Give the data a second time, exactly and in full.

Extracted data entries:
** START **

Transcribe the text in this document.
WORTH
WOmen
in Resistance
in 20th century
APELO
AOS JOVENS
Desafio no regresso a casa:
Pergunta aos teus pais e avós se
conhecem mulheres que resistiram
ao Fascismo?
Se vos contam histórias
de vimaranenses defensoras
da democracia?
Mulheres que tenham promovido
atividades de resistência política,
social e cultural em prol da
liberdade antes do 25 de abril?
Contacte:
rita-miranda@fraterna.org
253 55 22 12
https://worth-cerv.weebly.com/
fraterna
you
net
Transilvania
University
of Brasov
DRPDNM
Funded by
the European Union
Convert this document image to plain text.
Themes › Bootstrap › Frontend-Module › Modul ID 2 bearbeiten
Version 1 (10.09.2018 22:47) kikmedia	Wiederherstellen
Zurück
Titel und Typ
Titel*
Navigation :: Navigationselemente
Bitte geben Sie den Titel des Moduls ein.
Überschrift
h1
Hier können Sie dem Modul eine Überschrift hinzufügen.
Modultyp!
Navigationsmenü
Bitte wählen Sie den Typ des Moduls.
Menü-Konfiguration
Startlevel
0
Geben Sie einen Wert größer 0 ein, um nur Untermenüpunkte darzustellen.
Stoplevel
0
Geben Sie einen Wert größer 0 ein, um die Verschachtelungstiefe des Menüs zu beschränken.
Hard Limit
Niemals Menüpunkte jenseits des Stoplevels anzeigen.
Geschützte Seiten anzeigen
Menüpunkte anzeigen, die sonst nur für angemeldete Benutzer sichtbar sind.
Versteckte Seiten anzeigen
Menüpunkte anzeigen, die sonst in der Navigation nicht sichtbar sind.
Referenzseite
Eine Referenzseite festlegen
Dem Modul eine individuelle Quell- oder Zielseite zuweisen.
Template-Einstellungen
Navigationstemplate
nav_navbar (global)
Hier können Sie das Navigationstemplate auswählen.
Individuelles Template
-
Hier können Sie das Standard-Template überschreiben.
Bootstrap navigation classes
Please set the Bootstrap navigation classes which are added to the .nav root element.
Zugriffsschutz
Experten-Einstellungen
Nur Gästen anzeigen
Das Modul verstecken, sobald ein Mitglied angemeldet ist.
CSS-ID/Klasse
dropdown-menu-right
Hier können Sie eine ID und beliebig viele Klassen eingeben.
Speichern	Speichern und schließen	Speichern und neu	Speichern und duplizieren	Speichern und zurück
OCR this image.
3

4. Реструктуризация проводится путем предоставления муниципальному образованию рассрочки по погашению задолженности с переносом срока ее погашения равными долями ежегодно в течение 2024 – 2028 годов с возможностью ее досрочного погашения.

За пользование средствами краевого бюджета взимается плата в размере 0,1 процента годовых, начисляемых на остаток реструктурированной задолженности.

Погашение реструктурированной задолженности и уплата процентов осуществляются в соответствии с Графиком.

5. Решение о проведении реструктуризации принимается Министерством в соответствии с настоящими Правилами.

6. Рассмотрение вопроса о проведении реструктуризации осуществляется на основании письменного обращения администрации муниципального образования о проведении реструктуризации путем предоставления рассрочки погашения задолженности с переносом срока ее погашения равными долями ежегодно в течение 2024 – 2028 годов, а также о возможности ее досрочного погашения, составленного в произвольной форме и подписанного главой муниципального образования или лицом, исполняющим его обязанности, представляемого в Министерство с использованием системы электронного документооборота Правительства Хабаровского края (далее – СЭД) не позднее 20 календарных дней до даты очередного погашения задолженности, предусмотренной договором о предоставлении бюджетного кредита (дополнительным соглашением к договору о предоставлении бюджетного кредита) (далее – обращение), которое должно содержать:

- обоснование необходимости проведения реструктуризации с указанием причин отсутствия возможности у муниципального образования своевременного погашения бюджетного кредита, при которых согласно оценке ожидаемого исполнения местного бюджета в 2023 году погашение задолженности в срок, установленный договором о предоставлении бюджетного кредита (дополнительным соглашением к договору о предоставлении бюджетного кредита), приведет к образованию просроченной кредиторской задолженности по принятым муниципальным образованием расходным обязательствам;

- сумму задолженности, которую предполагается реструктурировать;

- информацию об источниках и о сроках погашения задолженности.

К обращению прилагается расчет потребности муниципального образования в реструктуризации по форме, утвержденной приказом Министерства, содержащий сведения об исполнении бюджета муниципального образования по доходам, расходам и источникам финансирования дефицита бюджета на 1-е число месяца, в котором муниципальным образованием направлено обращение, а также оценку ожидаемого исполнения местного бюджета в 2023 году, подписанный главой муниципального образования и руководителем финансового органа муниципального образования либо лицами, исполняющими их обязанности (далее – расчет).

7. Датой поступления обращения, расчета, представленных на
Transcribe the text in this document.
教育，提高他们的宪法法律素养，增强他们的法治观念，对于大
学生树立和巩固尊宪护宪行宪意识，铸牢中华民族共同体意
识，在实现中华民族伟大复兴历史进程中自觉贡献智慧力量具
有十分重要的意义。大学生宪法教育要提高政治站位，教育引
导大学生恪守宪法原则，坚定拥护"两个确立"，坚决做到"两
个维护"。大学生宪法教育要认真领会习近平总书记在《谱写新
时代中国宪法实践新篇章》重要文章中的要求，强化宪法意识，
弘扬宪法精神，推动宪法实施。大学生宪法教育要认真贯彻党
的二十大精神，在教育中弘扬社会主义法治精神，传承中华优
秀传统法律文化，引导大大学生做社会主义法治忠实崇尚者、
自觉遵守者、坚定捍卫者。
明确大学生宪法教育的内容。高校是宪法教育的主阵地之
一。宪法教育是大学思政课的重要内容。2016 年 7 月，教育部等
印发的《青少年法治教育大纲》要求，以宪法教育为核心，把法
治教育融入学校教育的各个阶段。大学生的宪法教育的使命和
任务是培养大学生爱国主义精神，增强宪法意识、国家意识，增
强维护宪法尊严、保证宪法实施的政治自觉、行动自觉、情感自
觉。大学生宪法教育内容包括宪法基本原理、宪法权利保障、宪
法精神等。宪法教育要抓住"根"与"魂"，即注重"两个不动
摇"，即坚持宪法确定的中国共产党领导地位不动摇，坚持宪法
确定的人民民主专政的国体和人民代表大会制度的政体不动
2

** END **

:: Exercise solution ::
Transcribe the text in this document.
WORTH
WOmen
in Resistance
in 20th century
APELO
AOS JOVENS
Desafio no regresso a casa:
Pergunta aos teus pais e avós se
conhecem mulheres que resistiram
ao Fascismo?
Se vos contam histórias
de vimaranenses defensoras
da democracia?
Mulheres que tenham promovido
atividades de resistência política,
social e cultural em prol da
liberdade antes do 25 de abril?
Contacte:
rita-miranda@fraterna.org
253 55 22 12
https://worth-cerv.weebly.com/
fraterna
you
net
Transilvania
University
of Brasov
DRPDNM
Funded by
the European Union
Convert this document image to plain text.
Themes › Bootstrap › Frontend-Module › Modul ID 2 bearbeiten
Version 1 (10.09.2018 22:47) kikmedia	Wiederherstellen
Zurück
Titel und Typ
Titel*
Navigation :: Navigationselemente
Bitte geben Sie den Titel des Moduls ein.
Überschrift
h1
Hier können Sie dem Modul eine Überschrift hinzufügen.
Modultyp!
Navigationsmenü
Bitte wählen Sie den Typ des Moduls.
Menü-Konfiguration
Startlevel
0
Geben Sie einen Wert größer 0 ein, um nur Untermenüpunkte darzustellen.
Stoplevel
0
Geben Sie einen Wert größer 0 ein, um die Verschachtelungstiefe des Menüs zu beschränken.
Hard Limit
Niemals Menüpunkte jenseits des Stoplevels anzeigen.
Geschützte Seiten anzeigen
Menüpunkte anzeigen, die sonst nur für angemeldete Benutzer sichtbar sind.
Versteckte Seiten anzeigen
Menüpunkte anzeigen, die sonst in der Navigation nicht sichtbar sind.
Referenzseite
Eine Referenzseite festlegen
Dem Modul eine individuelle Quell- oder Zielseite zuweisen.
Template-Einstellungen
Navigationstemplate
nav_navbar (global)
Hier können Sie das Navigationstemplate auswählen.
Individuelles Template
-
Hier können Sie das Standard-Template überschreiben.
Bootstrap navigation classes
Please set the Bootstrap navigation classes which are added to the .nav root element.
Zugriffsschutz
Experten-Einstellungen
Nur Gästen anzeigen
Das Modul verstecken, sobald ein Mitglied angemeldet ist.
CSS-ID/Klasse
dropdown-menu-right
Hier können Sie eine ID und beliebig viele Klassen eingeben.
Speichern	Speichern und schließen	Speichern und neu	Speichern und duplizieren	Speichern und zurück
OCR this image.
3

4. Реструктуризация проводится путем предоставления муниципальному образованию рассрочки по погашению задолженности с переносом срока ее погашения равными долями ежегодно в течение 2024 – 2028 годов с возможностью ее досрочного погашения.

За пользование средствами краевого бюджета взимается плата в размере 0,1 процента годовых, начисляемых на остаток реструктурированной задолженности.

Погашение реструктурированной задолженности и уплата процентов осуществляются в соответствии с Графиком.

5. Решение о проведении реструктуризации принимается Министерством в соответствии с настоящими Правилами.

6. Рассмотрение вопроса о проведении реструктуризации осуществляется на основании письменного обращения администрации муниципального образования о проведении реструктуризации путем предоставления рассрочки погашения задолженности с переносом срока ее погашения равными долями ежегодно в течение 2024 – 2028 годов, а также о возможности ее досрочного погашения, составленного в произвольной форме и подписанного главой муниципального образования или лицом, исполняющим его обязанности, представляемого в Министерство с использованием системы электронного документооборота Правительства Хабаровского края (далее – СЭД) не позднее 20 календарных дней до даты очередного погашения задолженности, предусмотренной договором о предоставлении бюджетного кредита (дополнительным соглашением к договору о предоставлении бюджетного кредита) (далее – обращение), которое должно содержать:

- обоснование необходимости проведения реструктуризации с указанием причин отсутствия возможности у муниципального образования своевременного погашения бюджетного кредита, при которых согласно оценке ожидаемого исполнения местного бюджета в 2023 году погашение задолженности в срок, установленный договором о предоставлении бюджетного кредита (дополнительным соглашением к договору о предоставлении бюджетного кредита), приведет к образованию просроченной кредиторской задолженности по принятым муниципальным образованием расходным обязательствам;

- сумму задолженности, которую предполагается реструктурировать;

- информацию об источниках и о сроках погашения задолженности.

К обращению прилагается расчет потребности муниципального образования в реструктуризации по форме, утвержденной приказом Министерства, содержащий сведения об исполнении бюджета муниципального образования по доходам, расходам и источникам финансирования дефицита бюджета на 1-е число месяца, в котором муниципальным образованием направлено обращение, а также оценку ожидаемого исполнения местного бюджета в 2023 году, подписанный главой муниципального образования и руководителем финансового органа муниципального образования либо лицами, исполняющими их обязанности (далее – расчет).

7. Датой поступления обращения, расчета, представленных на
Transcribe the text in this document.
教育，提高他们的宪法法律素养，增强他们的法治观念，对于大
学生树立和巩固尊宪护宪行宪意识，铸牢中华民族共同体意
识，在实现中华民族伟大复兴历史进程中自觉贡献智慧力量具
有十分重要的意义。大学生宪法教育要提高政治站位，教育引
导大学生恪守宪法原则，坚定拥护"两个确立"，坚决做到"两
个维护"。大学生宪法教育要认真领会习近平总书记在《谱写新
时代中国宪法实践新篇章》重要文章中的要求，强化宪法意识，
弘扬宪法精神，推动宪法实施。大学生宪法教育要认真贯彻党
的二十大精神，在教育中弘扬社会主义法治精神，传承中华优
秀传统法律文化，引导大大学生做社会主义法治忠实崇尚者、
自觉遵守者、坚定捍卫者。
明确大学生宪法教育的内容。高校是宪法教育的主阵地之
一。宪法教育是大学思政课的重要内容。2016 年 7 月，教育部等
印发的《青少年法治教育大纲》要求，以宪法教育为核心，把法
治教育融入学校教育的各个阶段。大学生的宪法教育的使命和
任务是培养大学生爱国主义精神，增强宪法意识、国家意识，增
强维护宪法尊严、保证宪法实施的政治自觉、行动自觉、情感自
觉。大学生宪法教育内容包括宪法基本原理、宪法权利保障、宪
法精神等。宪法教育要抓住"根"与"魂"，即注重"两个不动
摇"，即坚持宪法确定的中国共产党领导地位不动摇，坚持宪法
确定的人民民主专政的国体和人民代表大会制度的政体不动
2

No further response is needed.